[start Records for this exercise]
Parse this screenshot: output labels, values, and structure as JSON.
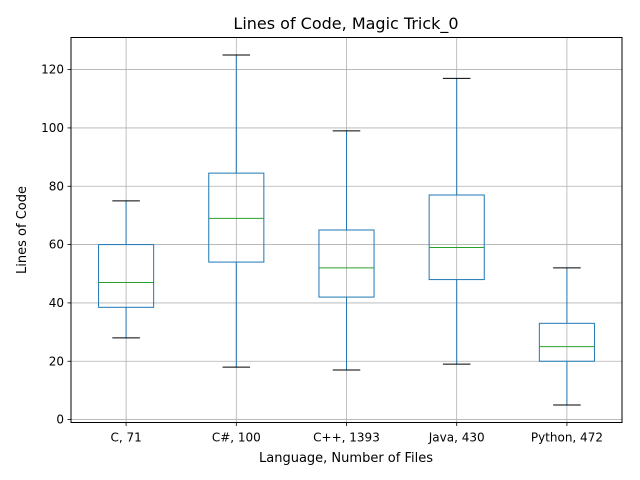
{
  "chart_data": {
    "type": "box",
    "title": "Lines of Code, Magic Trick_0",
    "xlabel": "Language, Number of Files",
    "ylabel": "Lines of Code",
    "ylim": [
      -1,
      131
    ],
    "yticks": [
      0,
      20,
      40,
      60,
      80,
      100,
      120
    ],
    "grid": true,
    "categories": [
      "C, 71",
      "C#, 100",
      "C++, 1393",
      "Java, 430",
      "Python, 472"
    ],
    "boxes": [
      {
        "whisker_low": 28,
        "q1": 38.5,
        "median": 47,
        "q3": 60,
        "whisker_high": 75
      },
      {
        "whisker_low": 18,
        "q1": 54,
        "median": 69,
        "q3": 84.5,
        "whisker_high": 125
      },
      {
        "whisker_low": 17,
        "q1": 42,
        "median": 52,
        "q3": 65,
        "whisker_high": 99
      },
      {
        "whisker_low": 19,
        "q1": 48,
        "median": 59,
        "q3": 77,
        "whisker_high": 117
      },
      {
        "whisker_low": 5,
        "q1": 20,
        "median": 25,
        "q3": 33,
        "whisker_high": 52
      }
    ],
    "colors": {
      "box": "#1f77b4",
      "median": "#2ca02c",
      "cap": "#000000",
      "grid": "#b0b0b0",
      "axes": "#000000"
    }
  }
}
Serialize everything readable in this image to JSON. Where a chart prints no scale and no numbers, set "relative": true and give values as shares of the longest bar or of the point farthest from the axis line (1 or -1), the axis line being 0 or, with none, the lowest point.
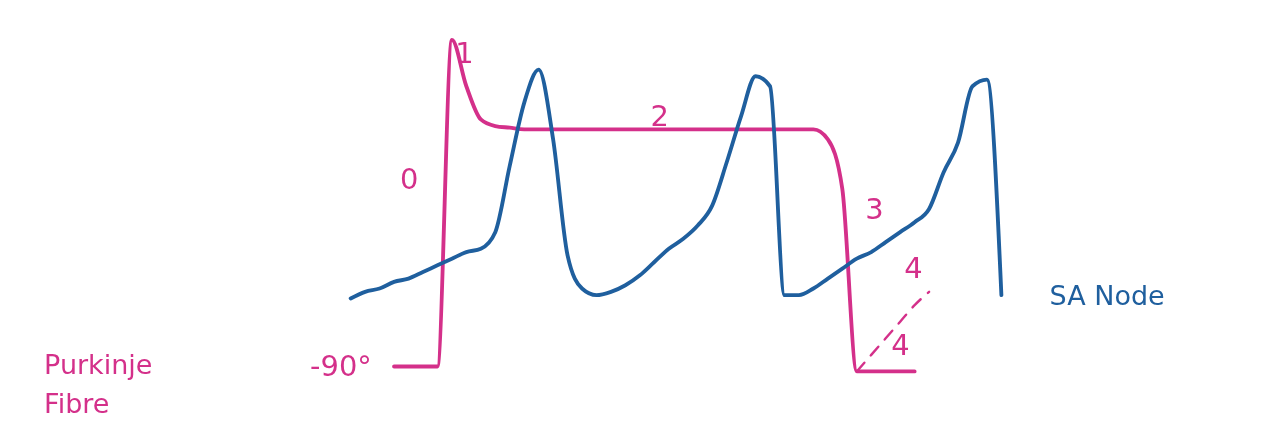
[end Records for this exercise]
== What is asked ==
Write the material out again exactly as it appears, dropping the pictures.

== Completed exercise ==
Parse this screenshot: output labels, values, and structure as JSON.
{
  "chart_data": {
    "type": "box",
    "title": "Lines of Code, Magic Trick_0",
    "xlabel": "Language, Number of Files",
    "ylabel": "Lines of Code",
    "ylim": [
      -1,
      131
    ],
    "yticks": [
      0,
      20,
      40,
      60,
      80,
      100,
      120
    ],
    "grid": true,
    "categories": [
      "C, 71",
      "C#, 100",
      "C++, 1393",
      "Java, 430",
      "Python, 472"
    ],
    "boxes": [
      {
        "whisker_low": 28,
        "q1": 38.5,
        "median": 47,
        "q3": 60,
        "whisker_high": 75
      },
      {
        "whisker_low": 18,
        "q1": 54,
        "median": 69,
        "q3": 84.5,
        "whisker_high": 125
      },
      {
        "whisker_low": 17,
        "q1": 42,
        "median": 52,
        "q3": 65,
        "whisker_high": 99
      },
      {
        "whisker_low": 19,
        "q1": 48,
        "median": 59,
        "q3": 77,
        "whisker_high": 117
      },
      {
        "whisker_low": 5,
        "q1": 20,
        "median": 25,
        "q3": 33,
        "whisker_high": 52
      }
    ],
    "colors": {
      "box": "#1f77b4",
      "median": "#2ca02c",
      "cap": "#000000",
      "grid": "#b0b0b0",
      "axes": "#000000"
    }
  }
}
Serialize everything readable in this image to JSON. Where a chart prints no scale and no numbers, set "relative": true and give values as shares of the longest bar or of the point farthest from the axis line (1 or -1), the axis line being 0 or, with none, the lowest point.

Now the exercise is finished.